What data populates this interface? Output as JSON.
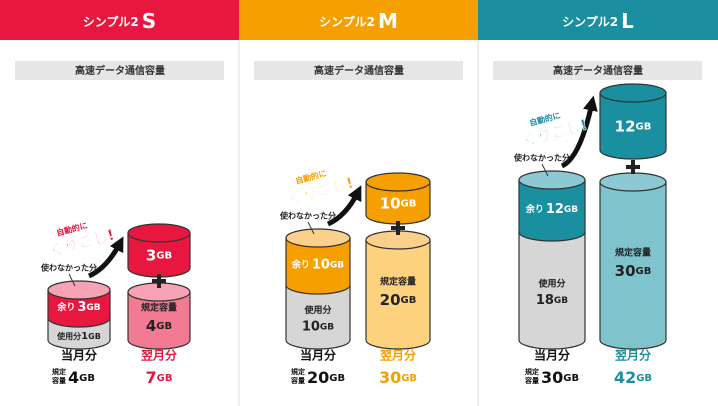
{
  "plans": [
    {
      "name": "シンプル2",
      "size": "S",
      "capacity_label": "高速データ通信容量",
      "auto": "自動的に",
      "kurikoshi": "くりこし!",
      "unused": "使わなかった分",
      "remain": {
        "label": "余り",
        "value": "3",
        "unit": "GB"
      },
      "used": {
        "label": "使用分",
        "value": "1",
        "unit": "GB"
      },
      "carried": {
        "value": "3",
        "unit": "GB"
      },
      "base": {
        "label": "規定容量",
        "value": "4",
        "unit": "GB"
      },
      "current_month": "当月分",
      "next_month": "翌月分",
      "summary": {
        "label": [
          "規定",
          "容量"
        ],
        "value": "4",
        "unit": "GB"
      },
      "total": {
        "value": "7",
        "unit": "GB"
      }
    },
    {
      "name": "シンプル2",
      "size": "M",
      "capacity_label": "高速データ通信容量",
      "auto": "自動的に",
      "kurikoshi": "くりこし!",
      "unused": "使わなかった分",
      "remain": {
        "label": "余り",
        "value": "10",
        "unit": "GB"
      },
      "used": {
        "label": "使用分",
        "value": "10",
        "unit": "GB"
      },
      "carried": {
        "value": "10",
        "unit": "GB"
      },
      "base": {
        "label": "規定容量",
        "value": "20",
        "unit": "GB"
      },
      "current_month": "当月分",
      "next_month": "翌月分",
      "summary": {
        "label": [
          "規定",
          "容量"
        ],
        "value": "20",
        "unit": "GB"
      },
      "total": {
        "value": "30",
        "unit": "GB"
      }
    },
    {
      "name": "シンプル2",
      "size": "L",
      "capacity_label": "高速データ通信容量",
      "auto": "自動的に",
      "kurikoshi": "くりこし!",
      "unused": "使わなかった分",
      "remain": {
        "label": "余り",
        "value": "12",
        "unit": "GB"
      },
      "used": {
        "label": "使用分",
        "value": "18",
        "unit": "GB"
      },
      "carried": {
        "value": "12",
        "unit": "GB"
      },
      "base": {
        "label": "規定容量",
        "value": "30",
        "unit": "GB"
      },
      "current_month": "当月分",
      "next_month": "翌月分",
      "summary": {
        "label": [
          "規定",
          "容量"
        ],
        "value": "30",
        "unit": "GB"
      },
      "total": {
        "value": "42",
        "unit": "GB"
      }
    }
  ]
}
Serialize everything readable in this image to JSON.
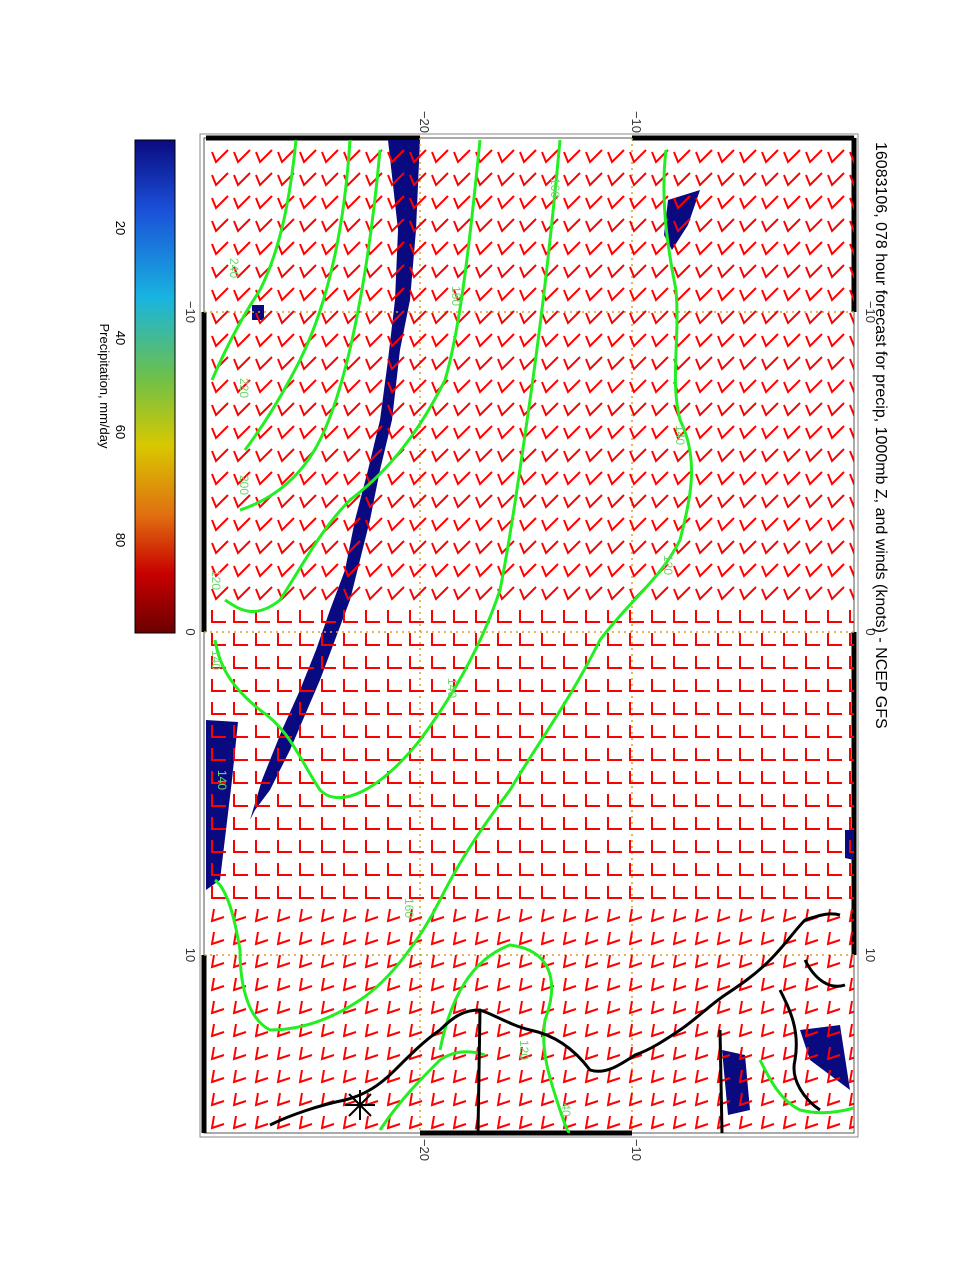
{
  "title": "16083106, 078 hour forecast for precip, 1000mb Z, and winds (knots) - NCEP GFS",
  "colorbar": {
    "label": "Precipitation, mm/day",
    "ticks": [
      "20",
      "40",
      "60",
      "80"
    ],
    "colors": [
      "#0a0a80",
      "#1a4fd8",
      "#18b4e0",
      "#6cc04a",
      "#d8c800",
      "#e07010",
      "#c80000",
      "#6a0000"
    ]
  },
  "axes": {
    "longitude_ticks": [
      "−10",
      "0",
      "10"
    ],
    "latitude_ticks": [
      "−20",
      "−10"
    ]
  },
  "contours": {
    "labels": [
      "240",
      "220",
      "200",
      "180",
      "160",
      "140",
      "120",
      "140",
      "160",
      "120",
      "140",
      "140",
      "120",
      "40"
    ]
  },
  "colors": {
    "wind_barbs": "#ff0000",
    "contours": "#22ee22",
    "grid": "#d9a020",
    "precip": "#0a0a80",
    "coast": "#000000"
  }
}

____________

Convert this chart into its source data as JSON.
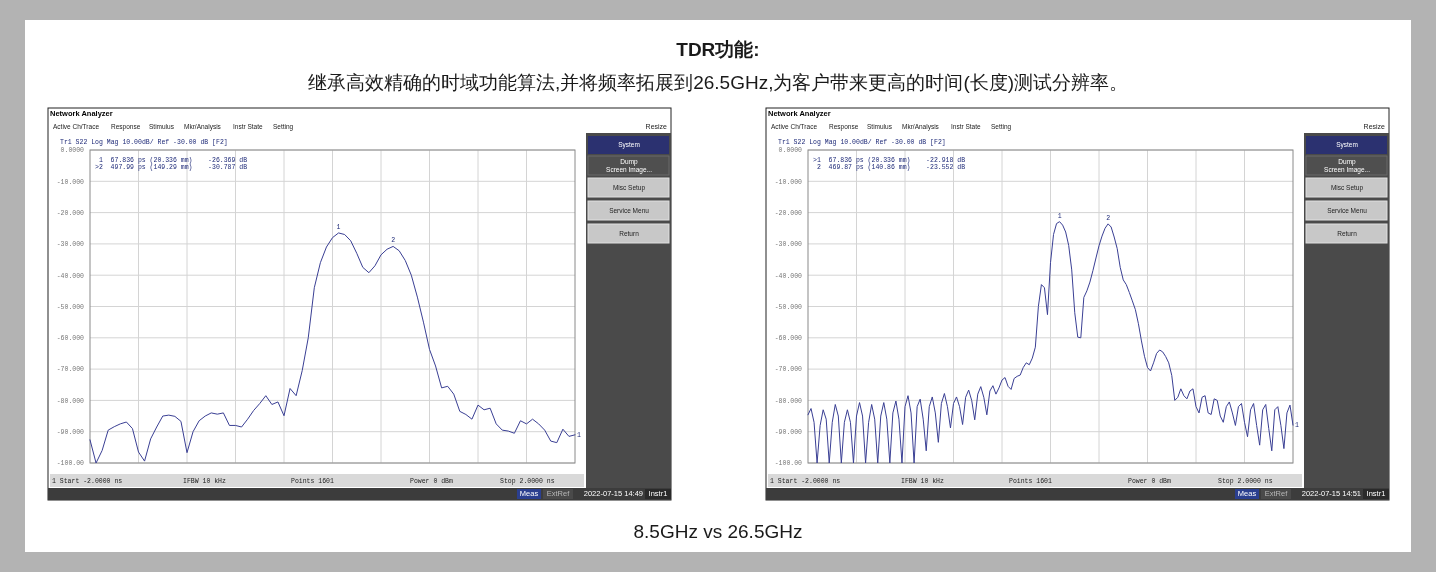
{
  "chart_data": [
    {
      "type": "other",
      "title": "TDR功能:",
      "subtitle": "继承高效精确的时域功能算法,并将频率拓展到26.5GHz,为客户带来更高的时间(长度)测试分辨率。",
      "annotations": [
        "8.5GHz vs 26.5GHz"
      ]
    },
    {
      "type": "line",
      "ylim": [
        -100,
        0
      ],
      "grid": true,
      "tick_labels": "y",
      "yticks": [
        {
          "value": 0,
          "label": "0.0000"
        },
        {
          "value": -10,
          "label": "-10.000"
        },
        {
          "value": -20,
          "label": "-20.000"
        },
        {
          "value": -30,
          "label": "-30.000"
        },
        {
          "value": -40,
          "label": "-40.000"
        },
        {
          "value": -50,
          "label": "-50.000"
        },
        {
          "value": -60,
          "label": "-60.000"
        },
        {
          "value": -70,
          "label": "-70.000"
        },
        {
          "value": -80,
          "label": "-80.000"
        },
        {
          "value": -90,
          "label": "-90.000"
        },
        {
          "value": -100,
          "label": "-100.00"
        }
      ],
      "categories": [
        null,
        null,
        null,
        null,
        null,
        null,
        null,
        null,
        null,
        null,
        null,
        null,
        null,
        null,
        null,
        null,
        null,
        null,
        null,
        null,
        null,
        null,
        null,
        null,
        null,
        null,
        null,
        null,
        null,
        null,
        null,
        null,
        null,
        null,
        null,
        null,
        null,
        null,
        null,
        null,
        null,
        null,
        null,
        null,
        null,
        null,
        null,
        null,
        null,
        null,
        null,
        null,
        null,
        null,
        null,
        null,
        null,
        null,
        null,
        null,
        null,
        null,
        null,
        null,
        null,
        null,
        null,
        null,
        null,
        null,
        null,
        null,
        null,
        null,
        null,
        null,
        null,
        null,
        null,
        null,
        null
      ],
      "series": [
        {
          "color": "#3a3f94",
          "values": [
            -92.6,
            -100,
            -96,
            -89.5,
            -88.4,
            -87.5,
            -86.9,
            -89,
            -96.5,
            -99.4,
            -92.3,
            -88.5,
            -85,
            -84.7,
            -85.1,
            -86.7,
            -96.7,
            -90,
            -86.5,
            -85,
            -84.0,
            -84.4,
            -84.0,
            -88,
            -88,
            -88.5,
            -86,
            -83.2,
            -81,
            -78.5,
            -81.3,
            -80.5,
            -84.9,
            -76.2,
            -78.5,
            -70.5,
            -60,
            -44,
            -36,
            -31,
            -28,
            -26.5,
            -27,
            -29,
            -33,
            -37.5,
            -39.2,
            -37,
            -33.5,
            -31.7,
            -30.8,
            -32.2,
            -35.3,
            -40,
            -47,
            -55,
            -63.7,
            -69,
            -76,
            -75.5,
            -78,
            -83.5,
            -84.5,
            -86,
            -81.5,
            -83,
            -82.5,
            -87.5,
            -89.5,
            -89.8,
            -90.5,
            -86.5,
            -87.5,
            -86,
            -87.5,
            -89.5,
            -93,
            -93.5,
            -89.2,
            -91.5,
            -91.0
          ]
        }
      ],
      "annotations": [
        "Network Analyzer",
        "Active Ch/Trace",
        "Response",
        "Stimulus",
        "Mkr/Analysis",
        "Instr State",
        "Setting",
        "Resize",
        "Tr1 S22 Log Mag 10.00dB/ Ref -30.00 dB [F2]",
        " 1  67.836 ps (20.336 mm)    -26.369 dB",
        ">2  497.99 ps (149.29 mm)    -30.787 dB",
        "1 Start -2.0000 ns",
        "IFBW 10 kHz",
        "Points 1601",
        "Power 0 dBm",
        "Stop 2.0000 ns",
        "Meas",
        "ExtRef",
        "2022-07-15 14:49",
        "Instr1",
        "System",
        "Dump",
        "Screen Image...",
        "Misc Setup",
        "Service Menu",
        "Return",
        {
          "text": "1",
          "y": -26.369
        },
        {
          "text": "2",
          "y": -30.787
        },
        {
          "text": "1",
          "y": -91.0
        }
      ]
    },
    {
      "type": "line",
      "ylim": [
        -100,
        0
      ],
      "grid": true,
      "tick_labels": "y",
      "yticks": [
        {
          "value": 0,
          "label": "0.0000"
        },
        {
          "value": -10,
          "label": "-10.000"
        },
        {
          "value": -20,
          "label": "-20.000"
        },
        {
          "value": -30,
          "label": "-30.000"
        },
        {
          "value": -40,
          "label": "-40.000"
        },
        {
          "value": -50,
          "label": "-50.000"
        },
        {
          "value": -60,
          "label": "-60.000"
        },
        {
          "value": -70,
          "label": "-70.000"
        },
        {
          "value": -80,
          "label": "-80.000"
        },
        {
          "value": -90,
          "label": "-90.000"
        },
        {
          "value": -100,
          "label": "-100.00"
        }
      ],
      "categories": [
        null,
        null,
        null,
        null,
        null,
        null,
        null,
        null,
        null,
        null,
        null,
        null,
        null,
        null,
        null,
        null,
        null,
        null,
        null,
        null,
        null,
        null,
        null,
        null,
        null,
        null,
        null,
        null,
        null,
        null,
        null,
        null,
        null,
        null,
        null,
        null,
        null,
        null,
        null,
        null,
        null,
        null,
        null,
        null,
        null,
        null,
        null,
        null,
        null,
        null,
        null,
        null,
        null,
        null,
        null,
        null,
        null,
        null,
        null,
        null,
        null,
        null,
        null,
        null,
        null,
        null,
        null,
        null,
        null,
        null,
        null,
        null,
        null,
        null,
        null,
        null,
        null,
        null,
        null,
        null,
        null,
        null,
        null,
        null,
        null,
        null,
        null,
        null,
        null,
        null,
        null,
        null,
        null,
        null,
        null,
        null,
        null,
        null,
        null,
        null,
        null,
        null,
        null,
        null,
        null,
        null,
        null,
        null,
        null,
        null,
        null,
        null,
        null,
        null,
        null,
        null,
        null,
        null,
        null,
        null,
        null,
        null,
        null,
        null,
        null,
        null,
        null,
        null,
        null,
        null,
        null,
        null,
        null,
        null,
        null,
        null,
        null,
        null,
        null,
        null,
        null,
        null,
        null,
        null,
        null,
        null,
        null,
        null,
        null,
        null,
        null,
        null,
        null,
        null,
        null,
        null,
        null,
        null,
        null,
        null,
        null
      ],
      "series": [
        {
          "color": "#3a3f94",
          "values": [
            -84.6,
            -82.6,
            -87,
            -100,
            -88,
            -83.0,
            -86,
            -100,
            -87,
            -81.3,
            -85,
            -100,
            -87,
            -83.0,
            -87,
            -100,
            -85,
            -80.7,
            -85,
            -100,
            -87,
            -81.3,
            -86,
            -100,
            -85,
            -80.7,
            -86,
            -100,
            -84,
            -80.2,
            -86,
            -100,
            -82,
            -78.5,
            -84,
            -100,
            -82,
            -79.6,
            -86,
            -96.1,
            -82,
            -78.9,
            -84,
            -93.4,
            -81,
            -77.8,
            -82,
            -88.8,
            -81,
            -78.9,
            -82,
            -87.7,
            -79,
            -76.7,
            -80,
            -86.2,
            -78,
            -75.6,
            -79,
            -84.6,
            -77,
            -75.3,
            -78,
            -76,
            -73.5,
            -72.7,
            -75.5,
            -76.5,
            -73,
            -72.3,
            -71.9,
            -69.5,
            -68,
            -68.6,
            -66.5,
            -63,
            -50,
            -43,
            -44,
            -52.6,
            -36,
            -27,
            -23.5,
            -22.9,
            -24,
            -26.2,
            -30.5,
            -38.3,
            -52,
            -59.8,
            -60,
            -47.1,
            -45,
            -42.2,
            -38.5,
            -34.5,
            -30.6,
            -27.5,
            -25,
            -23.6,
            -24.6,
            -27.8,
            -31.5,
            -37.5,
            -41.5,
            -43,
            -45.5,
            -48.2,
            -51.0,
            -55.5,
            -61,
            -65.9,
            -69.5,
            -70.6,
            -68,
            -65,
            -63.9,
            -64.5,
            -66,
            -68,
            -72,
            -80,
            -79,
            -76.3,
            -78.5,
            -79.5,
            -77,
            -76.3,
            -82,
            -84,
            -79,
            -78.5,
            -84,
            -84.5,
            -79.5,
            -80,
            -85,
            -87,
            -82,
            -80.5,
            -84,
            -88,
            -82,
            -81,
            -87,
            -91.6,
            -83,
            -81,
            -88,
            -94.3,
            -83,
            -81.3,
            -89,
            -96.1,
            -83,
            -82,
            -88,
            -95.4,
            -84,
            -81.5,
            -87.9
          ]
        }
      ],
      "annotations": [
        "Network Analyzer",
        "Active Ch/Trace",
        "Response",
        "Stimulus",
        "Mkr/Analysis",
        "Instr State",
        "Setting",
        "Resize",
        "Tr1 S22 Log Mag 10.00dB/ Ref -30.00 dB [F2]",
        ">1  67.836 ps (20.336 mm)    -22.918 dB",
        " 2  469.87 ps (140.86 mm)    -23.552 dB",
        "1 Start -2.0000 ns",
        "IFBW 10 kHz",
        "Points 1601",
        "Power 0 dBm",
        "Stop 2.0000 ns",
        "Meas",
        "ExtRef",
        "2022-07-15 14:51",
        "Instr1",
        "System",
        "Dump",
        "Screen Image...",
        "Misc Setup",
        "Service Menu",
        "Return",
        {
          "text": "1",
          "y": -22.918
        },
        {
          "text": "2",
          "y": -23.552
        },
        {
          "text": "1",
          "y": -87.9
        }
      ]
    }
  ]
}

____________

__What you need to do__
Search the entries for the word "this" and copy every line that has it.

__Complete output__
What data populates this interface? Output as JSON.
Serialize everything readable in this image to JSON.
Convert this chart into its source data as JSON.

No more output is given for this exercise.